**Task prompt**
Tell how many lines in these records contain the string "page", with only the number as the reply.

**Given entries**
—————

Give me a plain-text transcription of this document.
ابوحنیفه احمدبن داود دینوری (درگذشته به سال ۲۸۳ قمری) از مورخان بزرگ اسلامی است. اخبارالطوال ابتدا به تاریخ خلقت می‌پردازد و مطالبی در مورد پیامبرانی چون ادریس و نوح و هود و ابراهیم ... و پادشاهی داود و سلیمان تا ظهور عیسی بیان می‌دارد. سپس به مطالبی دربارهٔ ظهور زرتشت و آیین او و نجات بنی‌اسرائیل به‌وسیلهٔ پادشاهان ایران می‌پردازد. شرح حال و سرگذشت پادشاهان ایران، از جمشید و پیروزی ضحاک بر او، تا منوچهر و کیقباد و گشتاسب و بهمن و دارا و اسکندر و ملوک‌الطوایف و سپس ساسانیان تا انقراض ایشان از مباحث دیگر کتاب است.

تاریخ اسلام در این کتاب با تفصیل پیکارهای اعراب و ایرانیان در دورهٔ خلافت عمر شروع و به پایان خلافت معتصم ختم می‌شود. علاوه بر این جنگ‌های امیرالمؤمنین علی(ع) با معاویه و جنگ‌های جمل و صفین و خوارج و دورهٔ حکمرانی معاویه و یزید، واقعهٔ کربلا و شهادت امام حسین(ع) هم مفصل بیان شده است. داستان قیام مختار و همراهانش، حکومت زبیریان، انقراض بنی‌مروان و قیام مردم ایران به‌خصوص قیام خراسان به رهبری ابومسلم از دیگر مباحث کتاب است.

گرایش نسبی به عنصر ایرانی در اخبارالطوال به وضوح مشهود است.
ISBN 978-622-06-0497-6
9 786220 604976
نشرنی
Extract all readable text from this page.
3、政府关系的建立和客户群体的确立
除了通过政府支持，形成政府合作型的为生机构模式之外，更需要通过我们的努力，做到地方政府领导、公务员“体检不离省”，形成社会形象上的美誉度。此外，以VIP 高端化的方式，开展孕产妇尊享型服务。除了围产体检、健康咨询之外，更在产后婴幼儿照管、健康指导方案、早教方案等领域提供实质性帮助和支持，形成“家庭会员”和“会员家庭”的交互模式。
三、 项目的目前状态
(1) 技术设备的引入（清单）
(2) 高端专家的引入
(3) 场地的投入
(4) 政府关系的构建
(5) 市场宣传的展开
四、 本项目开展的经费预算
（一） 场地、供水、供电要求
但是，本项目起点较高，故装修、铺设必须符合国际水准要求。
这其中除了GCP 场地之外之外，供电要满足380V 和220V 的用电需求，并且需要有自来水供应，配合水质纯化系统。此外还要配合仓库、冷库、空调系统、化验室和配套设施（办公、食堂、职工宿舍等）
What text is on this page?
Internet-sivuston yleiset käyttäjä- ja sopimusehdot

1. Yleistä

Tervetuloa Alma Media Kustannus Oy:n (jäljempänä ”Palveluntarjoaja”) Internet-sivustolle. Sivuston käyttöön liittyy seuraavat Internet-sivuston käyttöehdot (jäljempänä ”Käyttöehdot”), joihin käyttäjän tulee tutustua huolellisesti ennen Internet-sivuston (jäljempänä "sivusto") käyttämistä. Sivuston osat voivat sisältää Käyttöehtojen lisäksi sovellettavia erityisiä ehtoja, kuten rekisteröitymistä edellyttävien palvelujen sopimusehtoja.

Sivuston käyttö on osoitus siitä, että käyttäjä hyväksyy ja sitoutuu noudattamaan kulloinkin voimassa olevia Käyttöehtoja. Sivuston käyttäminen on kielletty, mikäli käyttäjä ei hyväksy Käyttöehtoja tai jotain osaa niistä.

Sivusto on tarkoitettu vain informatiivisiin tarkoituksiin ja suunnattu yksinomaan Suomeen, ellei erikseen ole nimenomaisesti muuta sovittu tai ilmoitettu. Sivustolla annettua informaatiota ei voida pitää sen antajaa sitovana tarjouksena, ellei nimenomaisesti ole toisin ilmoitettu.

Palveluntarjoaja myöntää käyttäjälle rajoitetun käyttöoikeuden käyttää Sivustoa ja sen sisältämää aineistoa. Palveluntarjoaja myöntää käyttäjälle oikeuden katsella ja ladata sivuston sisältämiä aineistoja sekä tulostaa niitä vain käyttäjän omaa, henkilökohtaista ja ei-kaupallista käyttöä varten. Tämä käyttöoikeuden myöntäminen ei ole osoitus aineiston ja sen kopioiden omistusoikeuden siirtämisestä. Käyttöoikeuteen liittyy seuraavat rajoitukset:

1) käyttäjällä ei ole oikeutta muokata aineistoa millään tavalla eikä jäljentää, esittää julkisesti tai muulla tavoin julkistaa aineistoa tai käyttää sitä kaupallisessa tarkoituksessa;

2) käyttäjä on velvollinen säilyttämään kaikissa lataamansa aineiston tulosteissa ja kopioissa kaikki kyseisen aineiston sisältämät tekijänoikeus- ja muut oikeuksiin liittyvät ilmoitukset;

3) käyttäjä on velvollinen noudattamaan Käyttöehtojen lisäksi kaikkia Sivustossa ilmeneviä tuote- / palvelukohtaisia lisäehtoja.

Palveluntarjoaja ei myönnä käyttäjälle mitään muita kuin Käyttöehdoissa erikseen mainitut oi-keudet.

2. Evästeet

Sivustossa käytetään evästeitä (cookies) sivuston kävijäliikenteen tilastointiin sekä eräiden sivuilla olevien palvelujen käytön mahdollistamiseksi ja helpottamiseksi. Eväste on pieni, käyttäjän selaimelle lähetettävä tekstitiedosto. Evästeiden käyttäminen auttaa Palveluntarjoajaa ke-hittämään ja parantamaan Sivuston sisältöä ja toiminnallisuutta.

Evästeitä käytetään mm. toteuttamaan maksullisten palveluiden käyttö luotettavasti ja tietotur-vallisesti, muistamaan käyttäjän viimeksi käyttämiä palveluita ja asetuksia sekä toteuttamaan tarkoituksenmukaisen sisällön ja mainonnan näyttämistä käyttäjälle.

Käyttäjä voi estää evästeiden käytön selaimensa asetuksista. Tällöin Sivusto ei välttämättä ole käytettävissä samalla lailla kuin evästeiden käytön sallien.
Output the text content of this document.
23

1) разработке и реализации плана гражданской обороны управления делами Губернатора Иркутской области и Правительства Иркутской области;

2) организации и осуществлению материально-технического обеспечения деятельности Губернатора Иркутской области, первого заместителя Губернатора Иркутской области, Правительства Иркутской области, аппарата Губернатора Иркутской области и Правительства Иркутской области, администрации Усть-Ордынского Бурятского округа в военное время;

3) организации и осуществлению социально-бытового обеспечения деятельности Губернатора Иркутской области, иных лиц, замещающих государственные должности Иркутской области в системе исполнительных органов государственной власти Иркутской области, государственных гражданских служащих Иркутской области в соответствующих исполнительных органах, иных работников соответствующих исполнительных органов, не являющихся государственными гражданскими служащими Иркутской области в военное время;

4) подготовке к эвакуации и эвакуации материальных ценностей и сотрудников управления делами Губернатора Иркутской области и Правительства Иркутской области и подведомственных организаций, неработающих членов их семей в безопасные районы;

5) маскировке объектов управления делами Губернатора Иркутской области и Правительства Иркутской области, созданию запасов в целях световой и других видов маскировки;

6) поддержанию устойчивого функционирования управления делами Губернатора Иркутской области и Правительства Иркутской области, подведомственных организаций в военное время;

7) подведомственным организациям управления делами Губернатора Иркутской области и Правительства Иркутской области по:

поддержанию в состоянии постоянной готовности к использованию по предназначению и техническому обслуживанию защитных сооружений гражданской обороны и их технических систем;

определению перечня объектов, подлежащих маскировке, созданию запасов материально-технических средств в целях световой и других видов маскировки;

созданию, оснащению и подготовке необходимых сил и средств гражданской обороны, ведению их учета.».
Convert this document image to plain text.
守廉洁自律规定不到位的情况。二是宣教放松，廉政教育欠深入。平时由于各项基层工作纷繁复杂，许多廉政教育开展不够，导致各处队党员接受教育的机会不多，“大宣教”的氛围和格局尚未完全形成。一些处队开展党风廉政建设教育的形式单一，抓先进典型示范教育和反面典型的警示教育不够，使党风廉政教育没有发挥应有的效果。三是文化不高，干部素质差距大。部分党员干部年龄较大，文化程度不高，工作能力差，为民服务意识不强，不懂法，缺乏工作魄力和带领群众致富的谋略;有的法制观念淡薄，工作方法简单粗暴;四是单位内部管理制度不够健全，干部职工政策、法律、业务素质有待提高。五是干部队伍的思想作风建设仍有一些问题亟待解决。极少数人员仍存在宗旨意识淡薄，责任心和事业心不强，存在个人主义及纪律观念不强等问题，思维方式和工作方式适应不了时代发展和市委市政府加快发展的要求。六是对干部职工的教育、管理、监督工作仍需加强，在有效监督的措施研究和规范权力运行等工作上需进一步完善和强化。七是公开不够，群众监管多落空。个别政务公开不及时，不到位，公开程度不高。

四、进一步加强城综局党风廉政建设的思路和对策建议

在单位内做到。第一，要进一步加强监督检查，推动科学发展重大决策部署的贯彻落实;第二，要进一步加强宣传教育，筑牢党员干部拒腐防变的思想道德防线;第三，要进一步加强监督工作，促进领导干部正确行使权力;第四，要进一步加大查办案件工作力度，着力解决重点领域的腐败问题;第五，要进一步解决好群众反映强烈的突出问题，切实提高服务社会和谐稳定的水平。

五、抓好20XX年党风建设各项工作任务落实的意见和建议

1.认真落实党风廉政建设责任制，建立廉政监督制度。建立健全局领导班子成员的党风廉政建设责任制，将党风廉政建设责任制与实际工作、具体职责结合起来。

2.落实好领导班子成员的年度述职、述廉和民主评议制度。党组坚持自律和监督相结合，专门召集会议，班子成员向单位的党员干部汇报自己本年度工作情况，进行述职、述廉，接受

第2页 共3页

—————

**Solved problem**
2